(GOAL)
From the records below, pull each line that has "JSON".

(SUPPLIED INFORMATION)
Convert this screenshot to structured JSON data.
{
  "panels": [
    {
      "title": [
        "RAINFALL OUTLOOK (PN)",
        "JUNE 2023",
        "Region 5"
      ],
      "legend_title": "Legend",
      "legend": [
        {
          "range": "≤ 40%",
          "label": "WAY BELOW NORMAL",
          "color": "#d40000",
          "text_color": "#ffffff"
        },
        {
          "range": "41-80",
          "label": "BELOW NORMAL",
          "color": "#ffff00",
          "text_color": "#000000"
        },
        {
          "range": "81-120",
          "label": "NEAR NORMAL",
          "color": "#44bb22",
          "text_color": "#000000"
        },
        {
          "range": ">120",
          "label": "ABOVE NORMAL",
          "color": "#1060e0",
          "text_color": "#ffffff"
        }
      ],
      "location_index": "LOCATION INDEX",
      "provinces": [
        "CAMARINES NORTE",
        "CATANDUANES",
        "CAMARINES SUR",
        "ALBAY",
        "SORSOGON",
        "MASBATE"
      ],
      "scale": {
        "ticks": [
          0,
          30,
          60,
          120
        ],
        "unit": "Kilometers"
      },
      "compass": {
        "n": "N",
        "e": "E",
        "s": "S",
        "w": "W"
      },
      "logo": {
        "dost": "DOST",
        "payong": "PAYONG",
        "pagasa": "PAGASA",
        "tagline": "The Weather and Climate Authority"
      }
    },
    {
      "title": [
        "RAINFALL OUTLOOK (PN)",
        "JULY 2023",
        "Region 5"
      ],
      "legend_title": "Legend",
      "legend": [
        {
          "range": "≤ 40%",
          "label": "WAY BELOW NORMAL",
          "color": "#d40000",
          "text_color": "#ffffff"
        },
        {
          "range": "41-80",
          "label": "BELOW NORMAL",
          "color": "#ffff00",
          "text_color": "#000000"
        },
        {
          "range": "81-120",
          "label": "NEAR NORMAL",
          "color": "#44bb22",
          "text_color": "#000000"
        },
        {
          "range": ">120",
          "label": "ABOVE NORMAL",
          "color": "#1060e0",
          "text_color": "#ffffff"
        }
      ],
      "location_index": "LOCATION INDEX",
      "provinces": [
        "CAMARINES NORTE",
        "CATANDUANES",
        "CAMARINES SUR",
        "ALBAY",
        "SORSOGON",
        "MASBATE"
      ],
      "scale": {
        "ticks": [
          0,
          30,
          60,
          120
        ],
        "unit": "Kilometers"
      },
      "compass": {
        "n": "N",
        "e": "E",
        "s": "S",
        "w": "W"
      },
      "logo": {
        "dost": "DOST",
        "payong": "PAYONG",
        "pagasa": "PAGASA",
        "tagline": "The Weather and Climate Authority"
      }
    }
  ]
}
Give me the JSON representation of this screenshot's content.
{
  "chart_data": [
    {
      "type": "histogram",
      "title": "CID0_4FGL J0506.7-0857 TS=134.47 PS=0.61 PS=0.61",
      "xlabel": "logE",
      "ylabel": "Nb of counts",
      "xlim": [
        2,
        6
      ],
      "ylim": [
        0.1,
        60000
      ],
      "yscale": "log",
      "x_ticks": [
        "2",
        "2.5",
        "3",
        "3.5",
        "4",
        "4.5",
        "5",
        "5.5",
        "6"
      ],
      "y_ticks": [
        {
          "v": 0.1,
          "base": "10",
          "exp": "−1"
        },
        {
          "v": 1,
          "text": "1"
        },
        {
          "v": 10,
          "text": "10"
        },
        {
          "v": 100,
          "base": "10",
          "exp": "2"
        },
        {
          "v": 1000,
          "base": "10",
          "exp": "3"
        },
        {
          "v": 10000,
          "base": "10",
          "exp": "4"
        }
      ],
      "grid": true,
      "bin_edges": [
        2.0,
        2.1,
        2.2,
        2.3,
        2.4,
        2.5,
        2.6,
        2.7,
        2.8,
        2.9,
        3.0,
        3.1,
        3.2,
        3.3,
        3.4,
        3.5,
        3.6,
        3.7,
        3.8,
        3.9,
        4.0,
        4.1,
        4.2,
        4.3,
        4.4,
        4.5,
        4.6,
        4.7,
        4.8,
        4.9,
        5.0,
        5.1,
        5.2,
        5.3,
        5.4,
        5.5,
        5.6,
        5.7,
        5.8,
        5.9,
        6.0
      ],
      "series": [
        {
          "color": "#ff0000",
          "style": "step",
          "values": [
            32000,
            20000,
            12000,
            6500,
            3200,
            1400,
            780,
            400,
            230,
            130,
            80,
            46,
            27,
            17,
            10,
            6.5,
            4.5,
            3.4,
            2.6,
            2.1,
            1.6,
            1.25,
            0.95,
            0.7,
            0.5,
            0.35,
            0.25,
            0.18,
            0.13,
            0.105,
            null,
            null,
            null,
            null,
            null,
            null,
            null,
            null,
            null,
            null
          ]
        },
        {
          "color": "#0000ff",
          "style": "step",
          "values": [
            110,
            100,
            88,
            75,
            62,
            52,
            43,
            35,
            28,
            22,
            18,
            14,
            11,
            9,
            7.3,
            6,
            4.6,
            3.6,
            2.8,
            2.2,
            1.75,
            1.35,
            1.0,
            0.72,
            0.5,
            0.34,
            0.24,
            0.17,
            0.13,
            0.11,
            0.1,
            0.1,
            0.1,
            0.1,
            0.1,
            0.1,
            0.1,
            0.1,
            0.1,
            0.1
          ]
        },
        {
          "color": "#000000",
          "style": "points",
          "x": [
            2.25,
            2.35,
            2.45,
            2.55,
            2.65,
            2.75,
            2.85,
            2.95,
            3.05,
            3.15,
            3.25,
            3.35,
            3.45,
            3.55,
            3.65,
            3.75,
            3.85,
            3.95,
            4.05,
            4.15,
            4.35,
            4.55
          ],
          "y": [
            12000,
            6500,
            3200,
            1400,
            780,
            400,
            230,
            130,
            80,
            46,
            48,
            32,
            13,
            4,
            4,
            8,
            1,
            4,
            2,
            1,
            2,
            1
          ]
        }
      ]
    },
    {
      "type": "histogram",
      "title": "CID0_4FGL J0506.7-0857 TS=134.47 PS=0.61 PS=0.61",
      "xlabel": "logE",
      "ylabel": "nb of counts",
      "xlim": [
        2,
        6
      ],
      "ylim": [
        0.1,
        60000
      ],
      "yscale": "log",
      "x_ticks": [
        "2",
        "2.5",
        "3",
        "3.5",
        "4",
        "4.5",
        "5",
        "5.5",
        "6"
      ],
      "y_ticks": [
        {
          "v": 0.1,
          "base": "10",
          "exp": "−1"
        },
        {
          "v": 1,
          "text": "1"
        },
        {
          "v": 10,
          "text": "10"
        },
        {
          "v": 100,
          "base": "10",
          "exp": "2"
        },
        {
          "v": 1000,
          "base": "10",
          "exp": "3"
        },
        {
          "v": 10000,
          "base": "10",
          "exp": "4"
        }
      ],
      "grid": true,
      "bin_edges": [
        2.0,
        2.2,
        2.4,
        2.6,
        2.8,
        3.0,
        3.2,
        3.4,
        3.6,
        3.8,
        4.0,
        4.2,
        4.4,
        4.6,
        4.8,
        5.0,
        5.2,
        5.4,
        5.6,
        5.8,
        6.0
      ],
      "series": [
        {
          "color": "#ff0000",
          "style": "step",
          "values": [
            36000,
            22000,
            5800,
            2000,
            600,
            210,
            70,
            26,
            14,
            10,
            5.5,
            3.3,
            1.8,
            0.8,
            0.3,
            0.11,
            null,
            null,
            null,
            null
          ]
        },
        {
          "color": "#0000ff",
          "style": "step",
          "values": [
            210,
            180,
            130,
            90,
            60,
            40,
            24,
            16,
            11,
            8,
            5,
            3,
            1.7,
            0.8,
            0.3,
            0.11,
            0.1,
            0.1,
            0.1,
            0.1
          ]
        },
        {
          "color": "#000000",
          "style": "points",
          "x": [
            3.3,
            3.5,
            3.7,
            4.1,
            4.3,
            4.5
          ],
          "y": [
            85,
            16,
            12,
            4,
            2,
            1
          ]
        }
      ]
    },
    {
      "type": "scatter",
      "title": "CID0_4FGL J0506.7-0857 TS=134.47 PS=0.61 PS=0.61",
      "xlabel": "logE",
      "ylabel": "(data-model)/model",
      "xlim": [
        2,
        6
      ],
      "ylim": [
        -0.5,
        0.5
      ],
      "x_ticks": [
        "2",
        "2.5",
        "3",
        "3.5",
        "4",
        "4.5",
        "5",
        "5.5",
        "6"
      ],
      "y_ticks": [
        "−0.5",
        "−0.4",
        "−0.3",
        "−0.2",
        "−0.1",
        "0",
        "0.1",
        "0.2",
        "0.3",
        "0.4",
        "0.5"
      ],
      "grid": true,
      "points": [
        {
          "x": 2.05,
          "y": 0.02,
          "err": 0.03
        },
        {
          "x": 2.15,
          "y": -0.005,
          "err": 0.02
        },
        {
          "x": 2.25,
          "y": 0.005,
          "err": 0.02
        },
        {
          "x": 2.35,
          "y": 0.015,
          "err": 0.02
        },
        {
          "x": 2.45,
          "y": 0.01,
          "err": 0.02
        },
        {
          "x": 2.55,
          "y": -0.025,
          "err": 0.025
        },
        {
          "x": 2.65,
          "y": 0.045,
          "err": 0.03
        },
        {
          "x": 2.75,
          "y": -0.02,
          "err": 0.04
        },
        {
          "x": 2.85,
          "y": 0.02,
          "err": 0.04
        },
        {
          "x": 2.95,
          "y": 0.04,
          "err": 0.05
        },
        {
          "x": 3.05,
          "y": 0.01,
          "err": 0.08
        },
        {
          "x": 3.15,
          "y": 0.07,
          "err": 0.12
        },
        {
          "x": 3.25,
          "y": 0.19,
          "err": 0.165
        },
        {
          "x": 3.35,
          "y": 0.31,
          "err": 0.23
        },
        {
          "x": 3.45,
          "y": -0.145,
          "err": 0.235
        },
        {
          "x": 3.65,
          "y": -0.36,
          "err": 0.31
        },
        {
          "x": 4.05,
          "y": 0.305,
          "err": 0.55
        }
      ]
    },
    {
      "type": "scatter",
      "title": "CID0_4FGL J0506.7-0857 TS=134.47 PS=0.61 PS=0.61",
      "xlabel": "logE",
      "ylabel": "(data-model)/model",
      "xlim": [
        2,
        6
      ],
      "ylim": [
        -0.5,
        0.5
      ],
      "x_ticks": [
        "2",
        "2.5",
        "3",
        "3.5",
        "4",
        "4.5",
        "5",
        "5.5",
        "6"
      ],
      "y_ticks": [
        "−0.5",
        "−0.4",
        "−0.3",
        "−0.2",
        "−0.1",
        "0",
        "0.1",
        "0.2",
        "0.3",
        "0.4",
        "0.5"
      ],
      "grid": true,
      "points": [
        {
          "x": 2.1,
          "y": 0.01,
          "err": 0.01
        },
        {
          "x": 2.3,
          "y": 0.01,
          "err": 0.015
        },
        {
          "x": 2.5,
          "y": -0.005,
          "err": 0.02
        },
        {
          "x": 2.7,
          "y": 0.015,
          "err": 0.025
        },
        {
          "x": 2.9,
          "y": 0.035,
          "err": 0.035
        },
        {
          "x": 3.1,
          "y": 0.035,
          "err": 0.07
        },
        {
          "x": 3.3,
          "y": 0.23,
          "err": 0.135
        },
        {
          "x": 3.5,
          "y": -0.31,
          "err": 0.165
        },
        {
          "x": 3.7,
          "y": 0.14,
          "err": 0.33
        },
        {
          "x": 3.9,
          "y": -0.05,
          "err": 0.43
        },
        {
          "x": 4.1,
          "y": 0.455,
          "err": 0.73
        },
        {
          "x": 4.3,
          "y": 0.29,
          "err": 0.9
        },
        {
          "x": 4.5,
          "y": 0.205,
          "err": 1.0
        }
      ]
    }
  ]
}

(EXERCISE SOLUTION)
Convert this screenshot to structured JSON data.
Give me the JSON representation of this screenshot's content.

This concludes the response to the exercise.